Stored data
__________
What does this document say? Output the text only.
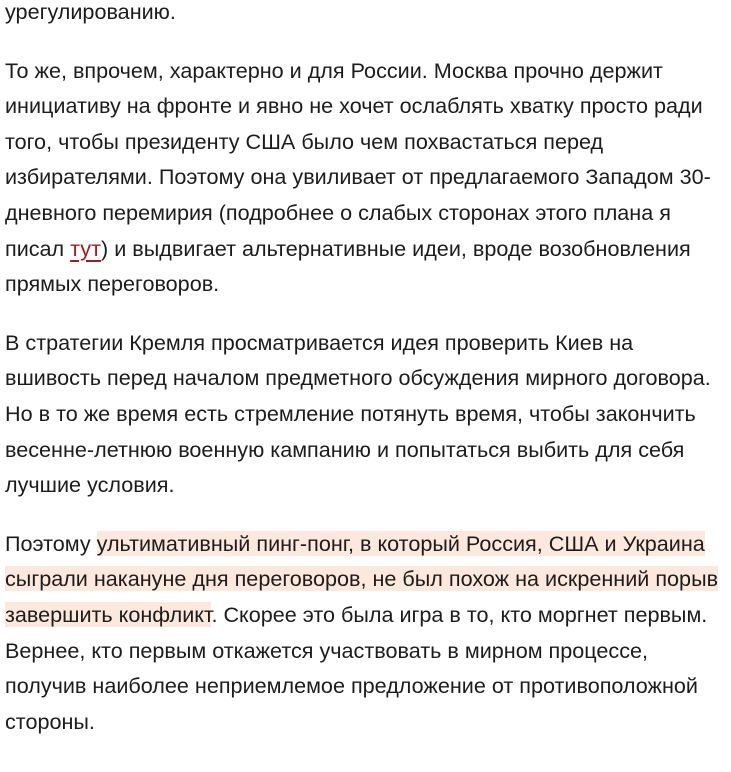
урегулированию.

То же, впрочем, характерно и для России. Москва прочно держит инициативу на фронте и явно не хочет ослаблять хватку просто ради того, чтобы президенту США было чем похвастаться перед избирателями. Поэтому она увиливает от предлагаемого Западом 30-дневного перемирия (подробнее о слабых сторонах этого плана я писал тут) и выдвигает альтернативные идеи, вроде возобновления прямых переговоров.

В стратегии Кремля просматривается идея проверить Киев на вшивость перед началом предметного обсуждения мирного договора. Но в то же время есть стремление потянуть время, чтобы закончить весенне-летнюю военную кампанию и попытаться выбить для себя лучшие условия.

Поэтому ультимативный пинг-понг, в который Россия, США и Украина сыграли накануне дня переговоров, не был похож на искренний порыв завершить конфликт. Скорее это была игра в то, кто моргнет первым. Вернее, кто первым откажется участвовать в мирном процессе, получив наиболее неприемлемое предложение от противоположной стороны.
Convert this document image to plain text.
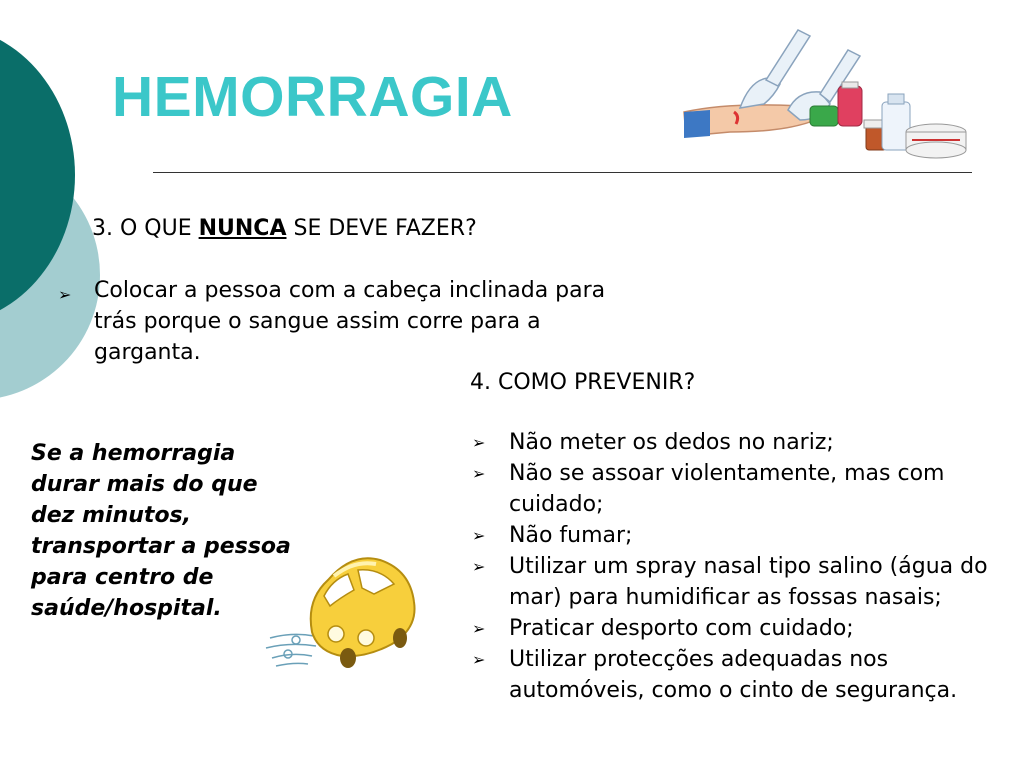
HEMORRAGIA
3. O QUE NUNCA SE DEVE FAZER?
➢ Colocar a pessoa com a cabeça inclinada para trás porque o sangue assim corre para a garganta.
4. COMO PREVENIR?
➢ Não meter os dedos no nariz;
➢ Não se assoar violentamente, mas com cuidado;
➢ Não fumar;
➢ Utilizar um spray nasal tipo salino (água do mar) para humidificar as fossas nasais;
➢ Praticar desporto com cuidado;
➢ Utilizar protecções adequadas nos automóveis, como o cinto de segurança.
Se a hemorragia durar mais do que dez minutos, transportar a pessoa para centro de saúde/hospital.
__________
◆ Direction: Go through the records and copy each line with "document" in it.

◆ Result of the exercise:
What does this document say? Output the text only.
Convert this document image to plain text.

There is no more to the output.